**PROBLEM TO WORK ON:** Would you please set down the data again exactly as given, excluding the pictures?

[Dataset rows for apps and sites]

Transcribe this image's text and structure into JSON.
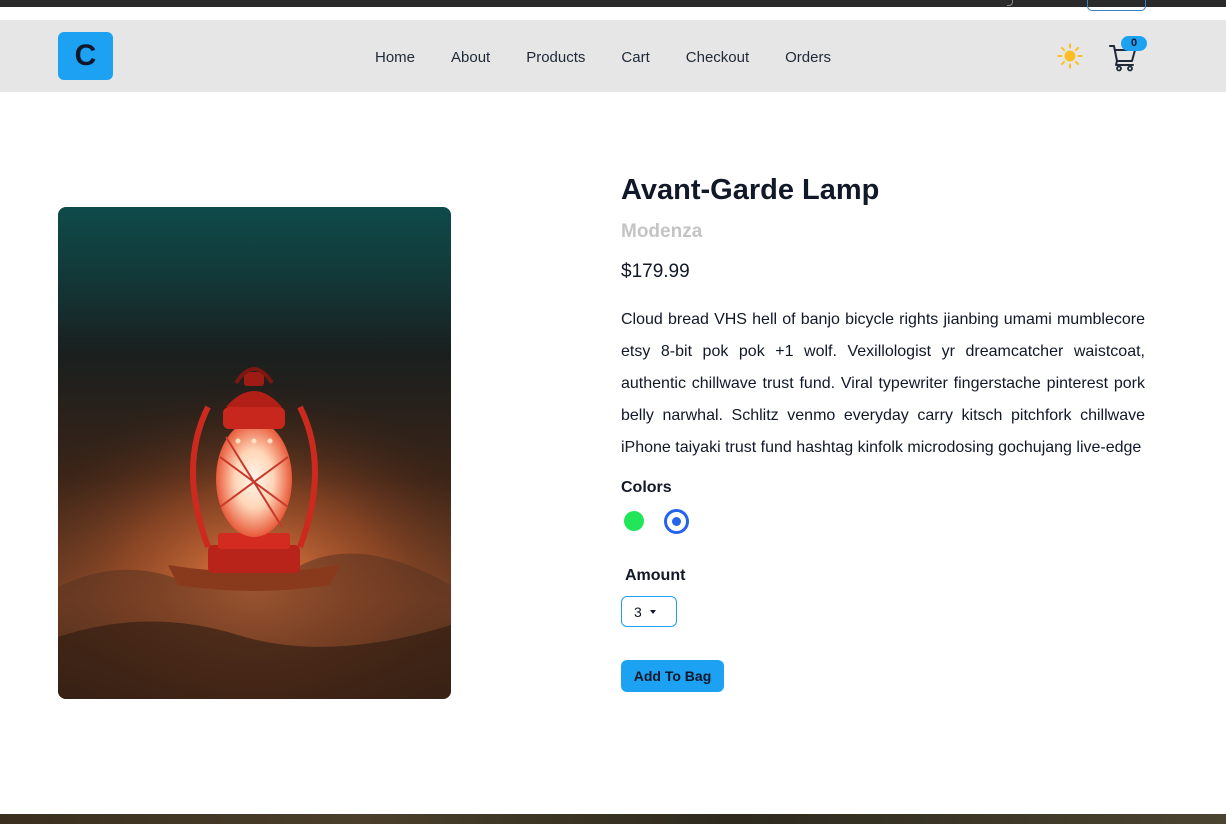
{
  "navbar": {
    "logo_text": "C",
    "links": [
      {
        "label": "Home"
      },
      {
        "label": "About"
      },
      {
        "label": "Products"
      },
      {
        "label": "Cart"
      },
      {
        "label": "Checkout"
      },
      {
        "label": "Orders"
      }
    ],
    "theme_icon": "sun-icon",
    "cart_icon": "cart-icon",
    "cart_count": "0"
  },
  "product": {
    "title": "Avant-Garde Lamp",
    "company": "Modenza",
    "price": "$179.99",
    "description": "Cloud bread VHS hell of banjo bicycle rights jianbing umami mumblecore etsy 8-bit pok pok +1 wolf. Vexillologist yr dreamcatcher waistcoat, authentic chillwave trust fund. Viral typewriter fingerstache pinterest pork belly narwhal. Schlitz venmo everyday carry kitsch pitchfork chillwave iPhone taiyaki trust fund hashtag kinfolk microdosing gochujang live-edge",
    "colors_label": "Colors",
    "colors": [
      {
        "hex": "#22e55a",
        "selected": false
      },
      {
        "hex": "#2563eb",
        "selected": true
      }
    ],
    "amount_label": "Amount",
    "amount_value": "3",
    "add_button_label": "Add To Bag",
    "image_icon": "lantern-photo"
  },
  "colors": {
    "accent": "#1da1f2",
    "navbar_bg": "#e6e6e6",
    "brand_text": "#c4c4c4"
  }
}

**RESPONSE:**
Transcribe this image's text and structure into JSON.
{
  "navbar": {
    "logo_text": "C",
    "links": [
      {
        "label": "Home"
      },
      {
        "label": "About"
      },
      {
        "label": "Products"
      },
      {
        "label": "Cart"
      },
      {
        "label": "Checkout"
      },
      {
        "label": "Orders"
      }
    ],
    "theme_icon": "sun-icon",
    "cart_icon": "cart-icon",
    "cart_count": "0"
  },
  "product": {
    "title": "Avant-Garde Lamp",
    "company": "Modenza",
    "price": "$179.99",
    "description": "Cloud bread VHS hell of banjo bicycle rights jianbing umami mumblecore etsy 8-bit pok pok +1 wolf. Vexillologist yr dreamcatcher waistcoat, authentic chillwave trust fund. Viral typewriter fingerstache pinterest pork belly narwhal. Schlitz venmo everyday carry kitsch pitchfork chillwave iPhone taiyaki trust fund hashtag kinfolk microdosing gochujang live-edge",
    "colors_label": "Colors",
    "colors": [
      {
        "hex": "#22e55a",
        "selected": false
      },
      {
        "hex": "#2563eb",
        "selected": true
      }
    ],
    "amount_label": "Amount",
    "amount_value": "3",
    "add_button_label": "Add To Bag",
    "image_icon": "lantern-photo"
  },
  "colors": {
    "accent": "#1da1f2",
    "navbar_bg": "#e6e6e6",
    "brand_text": "#c4c4c4"
  }
}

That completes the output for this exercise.